Write the records out again exactly, leaving no images in.

--- start of DATA SECTION ---

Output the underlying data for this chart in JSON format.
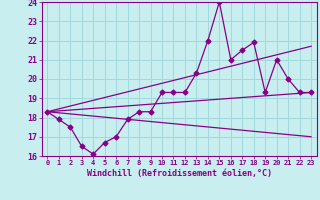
{
  "xlabel": "Windchill (Refroidissement éolien,°C)",
  "bg_color": "#c8eef0",
  "grid_color": "#a0d8dc",
  "line_color": "#880088",
  "xlim": [
    -0.5,
    23.5
  ],
  "ylim": [
    16,
    24
  ],
  "xticks": [
    0,
    1,
    2,
    3,
    4,
    5,
    6,
    7,
    8,
    9,
    10,
    11,
    12,
    13,
    14,
    15,
    16,
    17,
    18,
    19,
    20,
    21,
    22,
    23
  ],
  "yticks": [
    16,
    17,
    18,
    19,
    20,
    21,
    22,
    23,
    24
  ],
  "series1_x": [
    0,
    1,
    2,
    3,
    4,
    5,
    6,
    7,
    8,
    9,
    10,
    11,
    12,
    13,
    14,
    15,
    16,
    17,
    18,
    19,
    20,
    21,
    22,
    23
  ],
  "series1_y": [
    18.3,
    17.9,
    17.5,
    16.5,
    16.1,
    16.7,
    17.0,
    17.9,
    18.3,
    18.3,
    19.3,
    19.3,
    19.3,
    20.3,
    22.0,
    24.0,
    21.0,
    21.5,
    21.9,
    19.3,
    21.0,
    20.0,
    19.3,
    19.3
  ],
  "series2_x": [
    0,
    23
  ],
  "series2_y": [
    18.3,
    19.3
  ],
  "series3_x": [
    0,
    23
  ],
  "series3_y": [
    18.3,
    17.0
  ],
  "series4_x": [
    0,
    23
  ],
  "series4_y": [
    18.3,
    21.7
  ]
}
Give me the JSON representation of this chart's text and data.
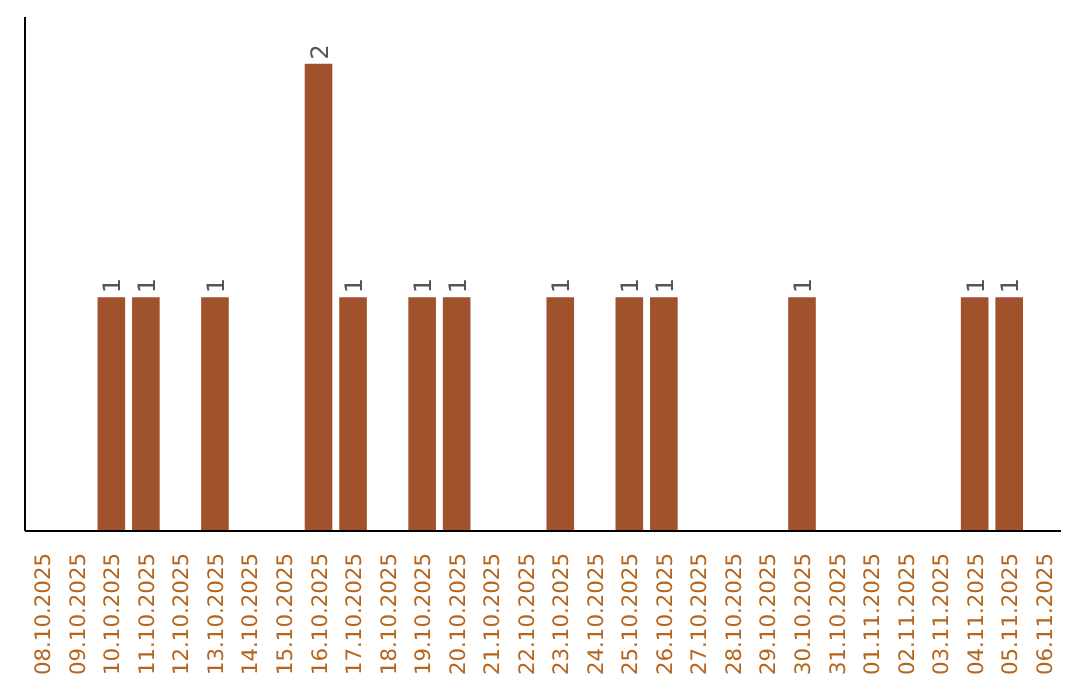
{
  "chart_data": {
    "type": "bar",
    "categories": [
      "08.10.2025",
      "09.10.2025",
      "10.10.2025",
      "11.10.2025",
      "12.10.2025",
      "13.10.2025",
      "14.10.2025",
      "15.10.2025",
      "16.10.2025",
      "17.10.2025",
      "18.10.2025",
      "19.10.2025",
      "20.10.2025",
      "21.10.2025",
      "22.10.2025",
      "23.10.2025",
      "24.10.2025",
      "25.10.2025",
      "26.10.2025",
      "27.10.2025",
      "28.10.2025",
      "29.10.2025",
      "30.10.2025",
      "31.10.2025",
      "01.11.2025",
      "02.11.2025",
      "03.11.2025",
      "04.11.2025",
      "05.11.2025",
      "06.11.2025"
    ],
    "values": [
      0,
      0,
      1,
      1,
      0,
      1,
      0,
      0,
      2,
      1,
      0,
      1,
      1,
      0,
      0,
      1,
      0,
      1,
      1,
      0,
      0,
      0,
      1,
      0,
      0,
      0,
      0,
      1,
      1,
      0
    ],
    "color": "#a0522d",
    "ylim": [
      0,
      2.2
    ],
    "value_labels": [
      null,
      null,
      "1",
      "1",
      null,
      "1",
      null,
      null,
      "2",
      "1",
      null,
      "1",
      "1",
      null,
      null,
      "1",
      null,
      "1",
      "1",
      null,
      null,
      null,
      "1",
      null,
      null,
      null,
      null,
      "1",
      "1",
      null
    ],
    "tick_labels": "x"
  }
}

--- end of DATA SECTION ---

_EXERCISE RESPONSE_
Output the underlying data for this chart in JSON format.
{
  "xlabel": "Windchill (Refroidissement éolien,°C)",
  "bg_color": "#c8eef0",
  "grid_color": "#a0d8dc",
  "line_color": "#880088",
  "xlim": [
    -0.5,
    23.5
  ],
  "ylim": [
    16,
    24
  ],
  "xticks": [
    0,
    1,
    2,
    3,
    4,
    5,
    6,
    7,
    8,
    9,
    10,
    11,
    12,
    13,
    14,
    15,
    16,
    17,
    18,
    19,
    20,
    21,
    22,
    23
  ],
  "yticks": [
    16,
    17,
    18,
    19,
    20,
    21,
    22,
    23,
    24
  ],
  "series1_x": [
    0,
    1,
    2,
    3,
    4,
    5,
    6,
    7,
    8,
    9,
    10,
    11,
    12,
    13,
    14,
    15,
    16,
    17,
    18,
    19,
    20,
    21,
    22,
    23
  ],
  "series1_y": [
    18.3,
    17.9,
    17.5,
    16.5,
    16.1,
    16.7,
    17.0,
    17.9,
    18.3,
    18.3,
    19.3,
    19.3,
    19.3,
    20.3,
    22.0,
    24.0,
    21.0,
    21.5,
    21.9,
    19.3,
    21.0,
    20.0,
    19.3,
    19.3
  ],
  "series2_x": [
    0,
    23
  ],
  "series2_y": [
    18.3,
    19.3
  ],
  "series3_x": [
    0,
    23
  ],
  "series3_y": [
    18.3,
    17.0
  ],
  "series4_x": [
    0,
    23
  ],
  "series4_y": [
    18.3,
    21.7
  ]
}
Give me the JSON representation of this chart's text and data.
{
  "chart_data": {
    "type": "bar",
    "categories": [
      "08.10.2025",
      "09.10.2025",
      "10.10.2025",
      "11.10.2025",
      "12.10.2025",
      "13.10.2025",
      "14.10.2025",
      "15.10.2025",
      "16.10.2025",
      "17.10.2025",
      "18.10.2025",
      "19.10.2025",
      "20.10.2025",
      "21.10.2025",
      "22.10.2025",
      "23.10.2025",
      "24.10.2025",
      "25.10.2025",
      "26.10.2025",
      "27.10.2025",
      "28.10.2025",
      "29.10.2025",
      "30.10.2025",
      "31.10.2025",
      "01.11.2025",
      "02.11.2025",
      "03.11.2025",
      "04.11.2025",
      "05.11.2025",
      "06.11.2025"
    ],
    "values": [
      0,
      0,
      1,
      1,
      0,
      1,
      0,
      0,
      2,
      1,
      0,
      1,
      1,
      0,
      0,
      1,
      0,
      1,
      1,
      0,
      0,
      0,
      1,
      0,
      0,
      0,
      0,
      1,
      1,
      0
    ],
    "color": "#a0522d",
    "ylim": [
      0,
      2.2
    ],
    "value_labels": [
      null,
      null,
      "1",
      "1",
      null,
      "1",
      null,
      null,
      "2",
      "1",
      null,
      "1",
      "1",
      null,
      null,
      "1",
      null,
      "1",
      "1",
      null,
      null,
      null,
      "1",
      null,
      null,
      null,
      null,
      "1",
      "1",
      null
    ],
    "tick_labels": "x"
  }
}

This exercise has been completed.